[Data records]
-- Begin --
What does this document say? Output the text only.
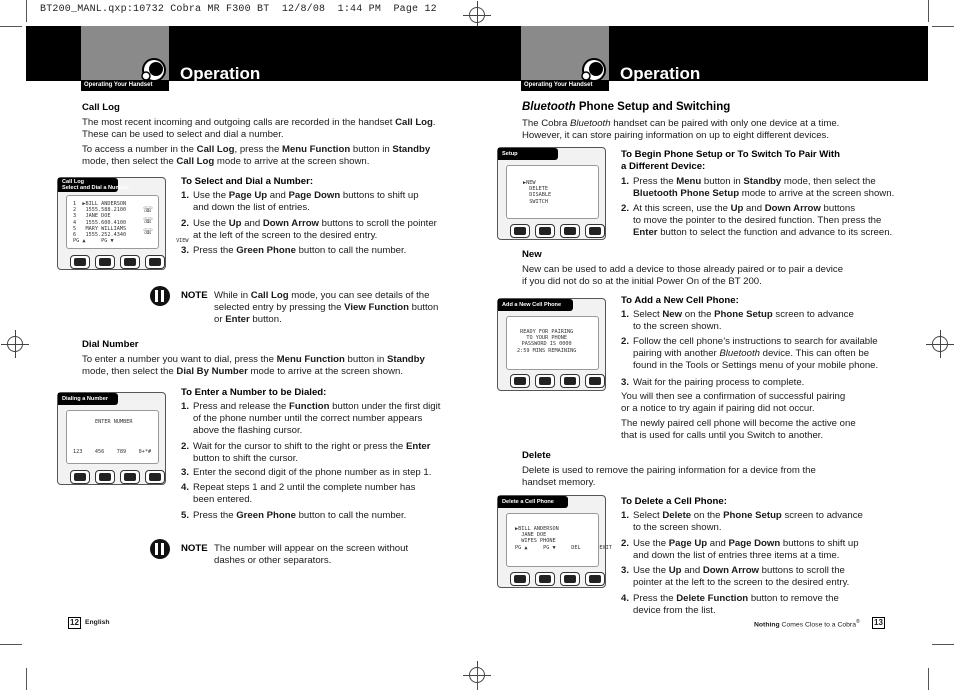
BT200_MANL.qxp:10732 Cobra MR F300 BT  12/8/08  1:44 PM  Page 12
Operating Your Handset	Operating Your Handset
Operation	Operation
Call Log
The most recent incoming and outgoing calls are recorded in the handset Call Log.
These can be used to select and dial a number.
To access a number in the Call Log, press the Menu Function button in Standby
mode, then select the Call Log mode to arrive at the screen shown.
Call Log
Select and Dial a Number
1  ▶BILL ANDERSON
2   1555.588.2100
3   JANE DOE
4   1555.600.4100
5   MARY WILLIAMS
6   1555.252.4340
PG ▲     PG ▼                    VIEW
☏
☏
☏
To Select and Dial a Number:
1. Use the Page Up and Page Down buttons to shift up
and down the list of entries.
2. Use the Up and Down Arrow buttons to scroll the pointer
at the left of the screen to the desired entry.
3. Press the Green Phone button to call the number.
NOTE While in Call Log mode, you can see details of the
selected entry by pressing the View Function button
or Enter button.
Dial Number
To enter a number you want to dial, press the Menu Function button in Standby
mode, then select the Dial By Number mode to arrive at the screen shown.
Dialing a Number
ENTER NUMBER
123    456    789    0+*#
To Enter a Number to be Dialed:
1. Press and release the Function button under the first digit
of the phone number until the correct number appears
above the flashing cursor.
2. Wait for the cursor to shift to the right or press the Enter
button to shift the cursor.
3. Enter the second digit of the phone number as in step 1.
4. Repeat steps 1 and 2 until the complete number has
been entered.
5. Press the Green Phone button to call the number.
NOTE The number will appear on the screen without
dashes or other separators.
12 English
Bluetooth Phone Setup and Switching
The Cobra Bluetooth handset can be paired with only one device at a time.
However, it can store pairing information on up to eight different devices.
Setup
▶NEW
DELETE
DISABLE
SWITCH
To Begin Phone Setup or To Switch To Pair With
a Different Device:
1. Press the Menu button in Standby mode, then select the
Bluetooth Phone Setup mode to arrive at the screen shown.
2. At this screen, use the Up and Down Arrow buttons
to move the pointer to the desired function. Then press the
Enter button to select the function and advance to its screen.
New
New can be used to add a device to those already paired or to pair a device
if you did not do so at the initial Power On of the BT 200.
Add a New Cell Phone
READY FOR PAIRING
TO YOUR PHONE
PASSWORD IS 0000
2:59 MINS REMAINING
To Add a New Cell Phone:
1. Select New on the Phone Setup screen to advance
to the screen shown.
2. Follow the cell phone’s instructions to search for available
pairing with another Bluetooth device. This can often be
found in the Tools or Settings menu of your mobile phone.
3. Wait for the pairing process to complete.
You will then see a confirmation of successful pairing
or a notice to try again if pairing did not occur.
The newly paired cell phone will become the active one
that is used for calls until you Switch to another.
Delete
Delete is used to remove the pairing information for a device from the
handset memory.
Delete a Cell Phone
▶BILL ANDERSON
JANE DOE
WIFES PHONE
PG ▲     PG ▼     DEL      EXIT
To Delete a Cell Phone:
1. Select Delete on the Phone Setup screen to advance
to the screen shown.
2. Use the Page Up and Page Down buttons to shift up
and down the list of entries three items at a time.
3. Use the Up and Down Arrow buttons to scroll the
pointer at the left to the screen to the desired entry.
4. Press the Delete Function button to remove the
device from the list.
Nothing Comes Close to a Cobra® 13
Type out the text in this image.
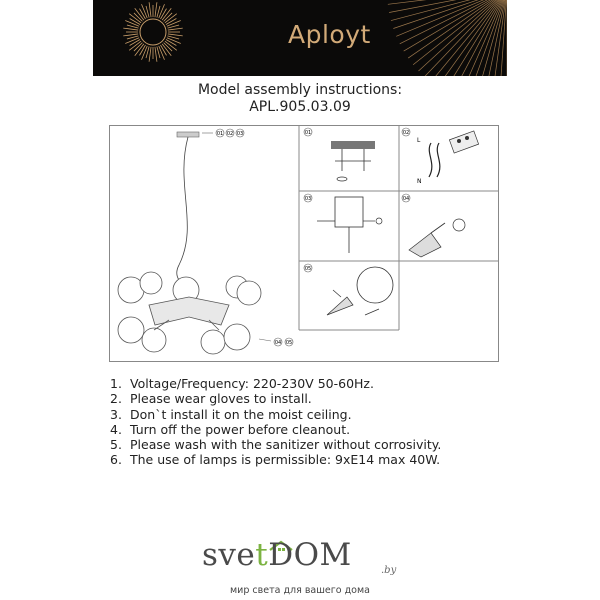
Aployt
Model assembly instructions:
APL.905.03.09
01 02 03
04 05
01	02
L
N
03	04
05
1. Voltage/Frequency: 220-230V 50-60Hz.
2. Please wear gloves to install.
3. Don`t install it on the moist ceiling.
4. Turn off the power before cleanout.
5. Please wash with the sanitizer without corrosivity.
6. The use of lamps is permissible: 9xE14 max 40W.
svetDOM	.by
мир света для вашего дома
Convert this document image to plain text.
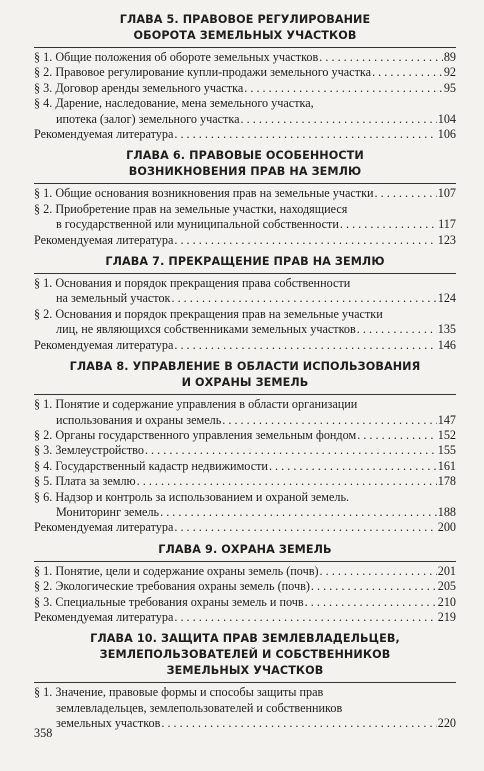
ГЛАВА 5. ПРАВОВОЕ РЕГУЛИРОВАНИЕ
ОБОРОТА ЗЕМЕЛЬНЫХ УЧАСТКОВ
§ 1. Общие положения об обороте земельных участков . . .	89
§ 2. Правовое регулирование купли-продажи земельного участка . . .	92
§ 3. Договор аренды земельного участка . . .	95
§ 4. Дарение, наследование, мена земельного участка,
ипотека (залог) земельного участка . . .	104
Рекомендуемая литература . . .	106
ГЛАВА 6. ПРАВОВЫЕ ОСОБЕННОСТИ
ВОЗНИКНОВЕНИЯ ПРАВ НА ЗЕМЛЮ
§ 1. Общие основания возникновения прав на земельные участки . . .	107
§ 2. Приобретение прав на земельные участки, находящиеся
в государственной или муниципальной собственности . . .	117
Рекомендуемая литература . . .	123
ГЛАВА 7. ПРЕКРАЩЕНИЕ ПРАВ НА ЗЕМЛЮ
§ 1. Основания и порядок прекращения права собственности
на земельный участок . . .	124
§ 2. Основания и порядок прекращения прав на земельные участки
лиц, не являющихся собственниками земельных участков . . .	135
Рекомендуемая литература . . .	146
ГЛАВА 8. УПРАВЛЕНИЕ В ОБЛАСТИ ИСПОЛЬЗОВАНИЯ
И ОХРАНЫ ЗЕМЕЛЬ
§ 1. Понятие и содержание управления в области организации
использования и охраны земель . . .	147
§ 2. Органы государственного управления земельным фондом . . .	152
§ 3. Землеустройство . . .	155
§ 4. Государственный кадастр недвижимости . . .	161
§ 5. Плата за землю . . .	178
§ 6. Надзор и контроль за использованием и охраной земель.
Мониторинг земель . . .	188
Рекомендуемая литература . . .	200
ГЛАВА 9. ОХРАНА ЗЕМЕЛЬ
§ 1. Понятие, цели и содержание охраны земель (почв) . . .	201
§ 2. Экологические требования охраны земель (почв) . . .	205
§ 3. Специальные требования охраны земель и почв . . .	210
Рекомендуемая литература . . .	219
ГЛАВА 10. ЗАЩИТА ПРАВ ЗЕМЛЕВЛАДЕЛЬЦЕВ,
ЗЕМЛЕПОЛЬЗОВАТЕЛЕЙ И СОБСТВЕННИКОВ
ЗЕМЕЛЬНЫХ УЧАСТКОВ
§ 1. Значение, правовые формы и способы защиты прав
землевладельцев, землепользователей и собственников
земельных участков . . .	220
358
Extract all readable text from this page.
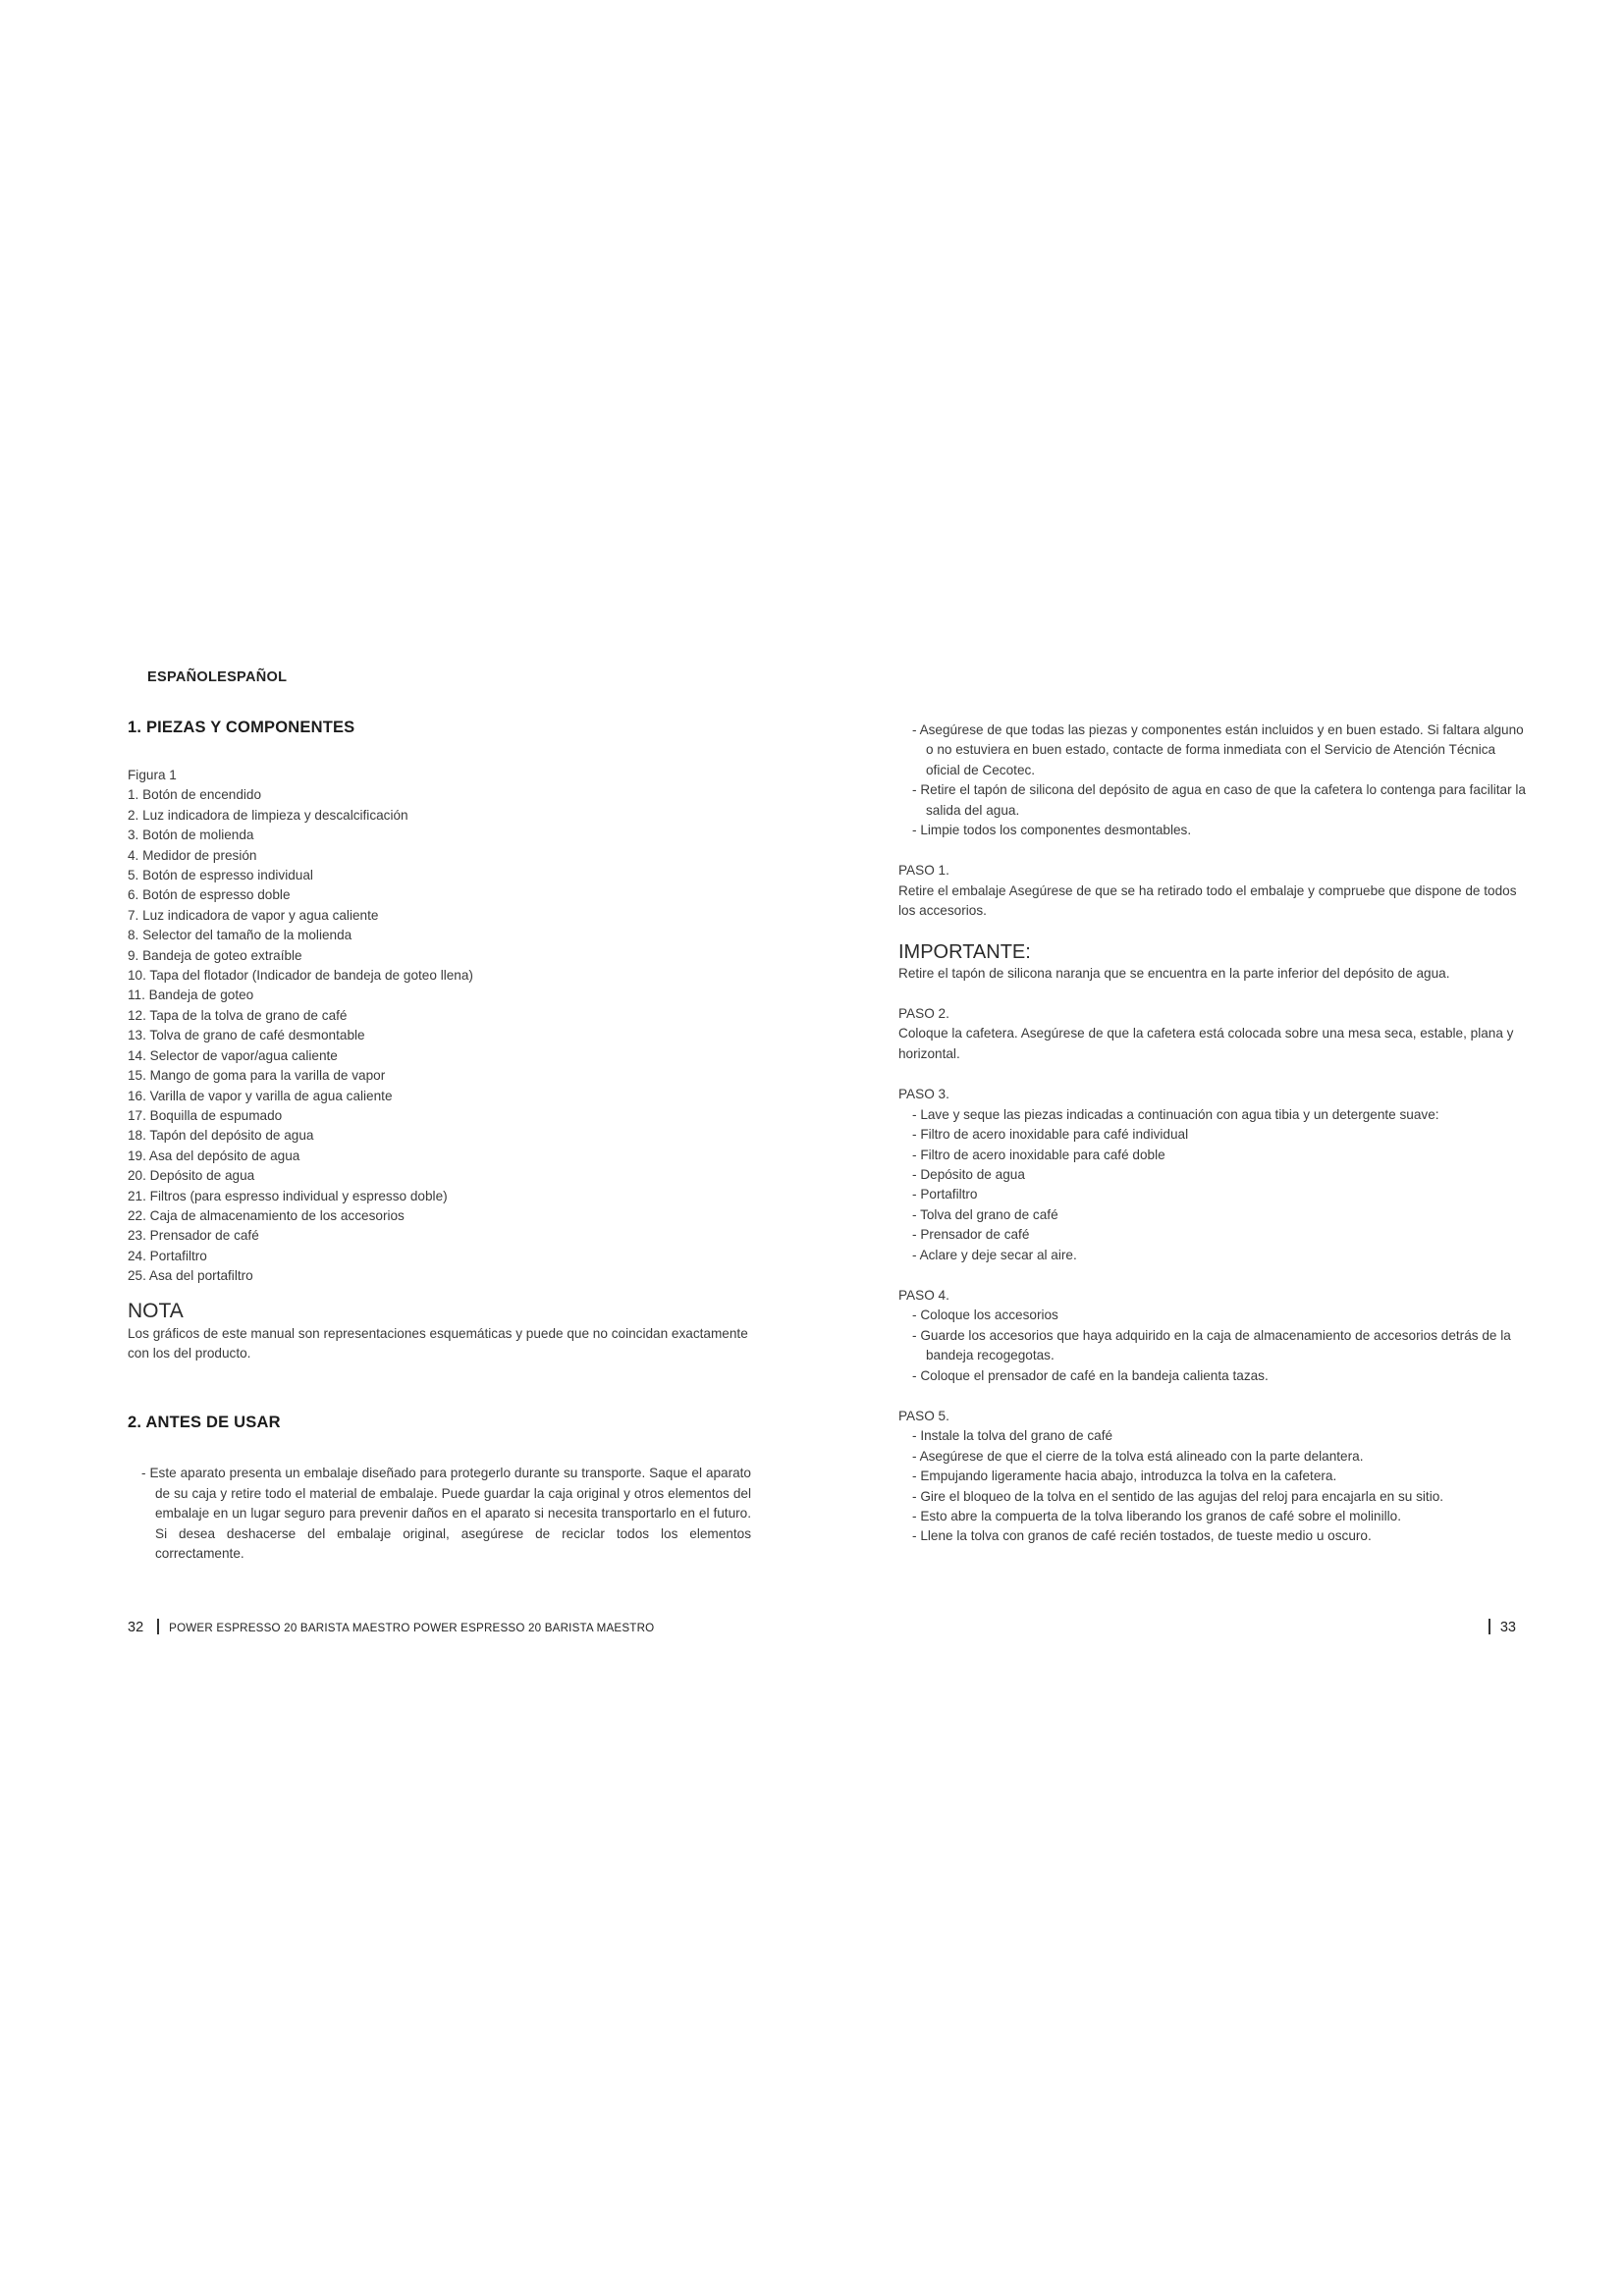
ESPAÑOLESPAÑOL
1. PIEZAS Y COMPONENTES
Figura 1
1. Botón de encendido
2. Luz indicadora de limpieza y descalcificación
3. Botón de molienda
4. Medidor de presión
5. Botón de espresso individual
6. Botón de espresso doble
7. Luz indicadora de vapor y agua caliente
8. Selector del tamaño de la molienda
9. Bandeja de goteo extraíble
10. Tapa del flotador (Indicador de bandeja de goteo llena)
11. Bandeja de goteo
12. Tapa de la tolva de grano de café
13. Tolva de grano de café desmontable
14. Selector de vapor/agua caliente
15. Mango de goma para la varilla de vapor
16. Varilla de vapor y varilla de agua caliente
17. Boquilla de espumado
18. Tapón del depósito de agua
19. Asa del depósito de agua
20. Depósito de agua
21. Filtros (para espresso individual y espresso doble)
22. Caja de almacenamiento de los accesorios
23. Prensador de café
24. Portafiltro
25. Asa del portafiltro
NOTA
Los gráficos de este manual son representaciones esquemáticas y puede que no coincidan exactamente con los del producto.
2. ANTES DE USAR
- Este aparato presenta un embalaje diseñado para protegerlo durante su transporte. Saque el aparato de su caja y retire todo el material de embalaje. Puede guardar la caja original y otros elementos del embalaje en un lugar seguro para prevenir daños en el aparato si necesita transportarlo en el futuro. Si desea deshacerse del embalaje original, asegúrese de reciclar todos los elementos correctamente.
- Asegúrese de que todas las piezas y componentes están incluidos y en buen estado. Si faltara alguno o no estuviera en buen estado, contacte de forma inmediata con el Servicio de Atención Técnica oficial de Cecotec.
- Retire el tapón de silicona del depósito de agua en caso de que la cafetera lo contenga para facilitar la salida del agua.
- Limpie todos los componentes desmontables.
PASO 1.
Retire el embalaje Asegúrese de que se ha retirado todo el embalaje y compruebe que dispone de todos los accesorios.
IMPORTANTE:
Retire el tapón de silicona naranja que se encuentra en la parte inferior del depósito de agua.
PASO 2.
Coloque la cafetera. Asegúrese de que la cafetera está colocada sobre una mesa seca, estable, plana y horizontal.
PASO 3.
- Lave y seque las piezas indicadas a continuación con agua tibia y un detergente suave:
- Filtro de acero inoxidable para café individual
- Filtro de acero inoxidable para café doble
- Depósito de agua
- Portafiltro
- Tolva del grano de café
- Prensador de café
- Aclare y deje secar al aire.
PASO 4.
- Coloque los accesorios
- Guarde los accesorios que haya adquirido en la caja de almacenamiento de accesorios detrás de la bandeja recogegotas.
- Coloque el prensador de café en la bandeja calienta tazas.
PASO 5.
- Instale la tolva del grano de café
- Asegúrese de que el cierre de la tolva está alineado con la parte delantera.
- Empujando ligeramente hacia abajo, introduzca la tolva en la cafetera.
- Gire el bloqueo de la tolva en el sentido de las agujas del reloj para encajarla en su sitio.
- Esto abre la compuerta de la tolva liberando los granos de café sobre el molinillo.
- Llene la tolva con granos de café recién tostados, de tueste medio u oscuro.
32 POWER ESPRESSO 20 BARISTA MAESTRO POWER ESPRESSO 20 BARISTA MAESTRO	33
-- End --
### Aim of the task:
Gather from the records above every line containing the string "parte".

### Correct response:
Retire el tapón de silicona naranja que se encuentra en la parte inferior del depósito de agua.
- Asegúrese de que el cierre de la tolva está alineado con la parte delantera.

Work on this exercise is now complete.